State how many lines of the entries hold the string "Wisselen", and nothing more.
===== RECORDED INFORMATION
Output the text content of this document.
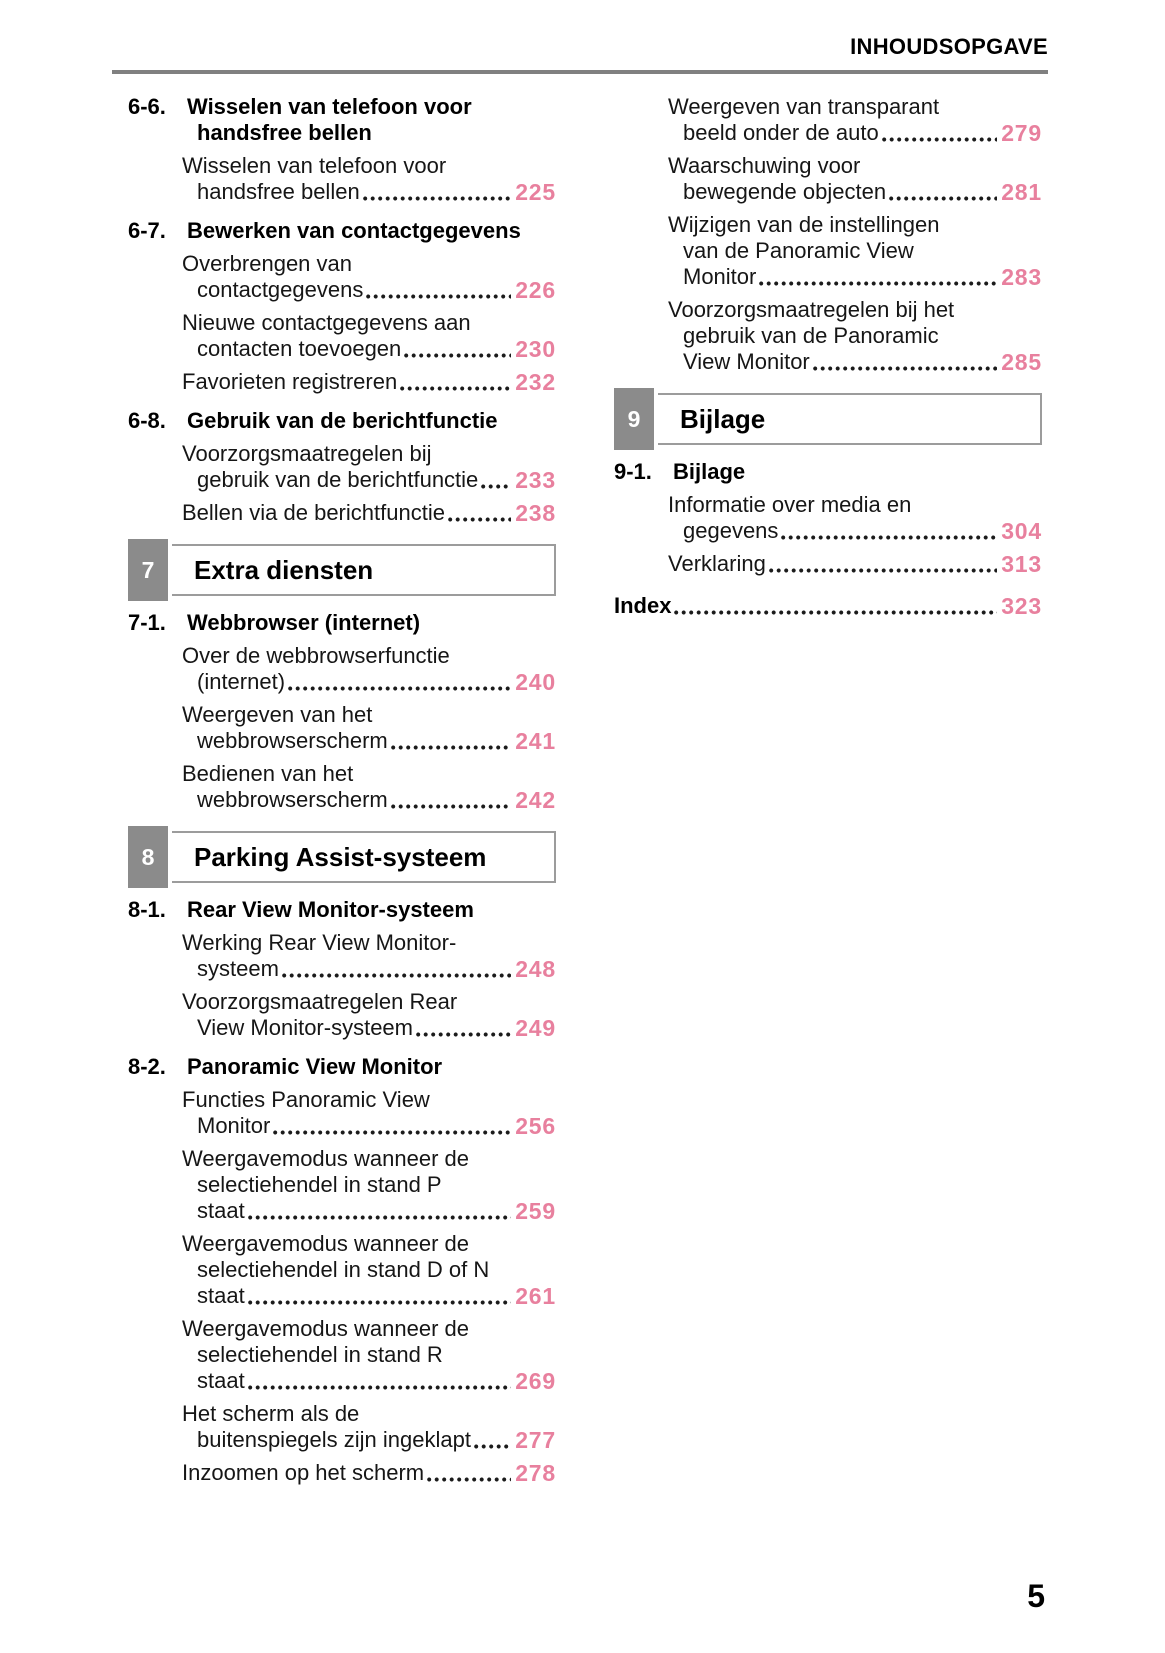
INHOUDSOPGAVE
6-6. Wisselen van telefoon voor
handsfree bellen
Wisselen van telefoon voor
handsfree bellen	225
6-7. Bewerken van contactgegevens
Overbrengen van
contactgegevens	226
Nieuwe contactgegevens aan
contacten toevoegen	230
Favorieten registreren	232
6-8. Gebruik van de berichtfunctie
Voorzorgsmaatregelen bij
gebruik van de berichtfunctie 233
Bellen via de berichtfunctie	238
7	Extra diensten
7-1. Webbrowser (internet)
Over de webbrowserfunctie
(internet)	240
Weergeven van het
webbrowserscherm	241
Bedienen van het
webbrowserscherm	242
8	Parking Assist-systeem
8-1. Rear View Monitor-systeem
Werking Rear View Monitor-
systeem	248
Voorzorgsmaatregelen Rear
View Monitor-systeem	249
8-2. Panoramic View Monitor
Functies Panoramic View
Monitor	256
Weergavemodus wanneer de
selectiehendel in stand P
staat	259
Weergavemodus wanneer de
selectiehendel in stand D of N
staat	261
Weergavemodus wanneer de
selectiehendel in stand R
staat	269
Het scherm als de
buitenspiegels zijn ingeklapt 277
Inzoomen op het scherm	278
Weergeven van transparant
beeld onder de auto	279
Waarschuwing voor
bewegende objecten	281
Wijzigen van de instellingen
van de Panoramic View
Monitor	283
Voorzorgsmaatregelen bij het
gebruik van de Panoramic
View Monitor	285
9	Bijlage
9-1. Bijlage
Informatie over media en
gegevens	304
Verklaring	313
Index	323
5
==========
*SOLUTION TO THIS TASK*
2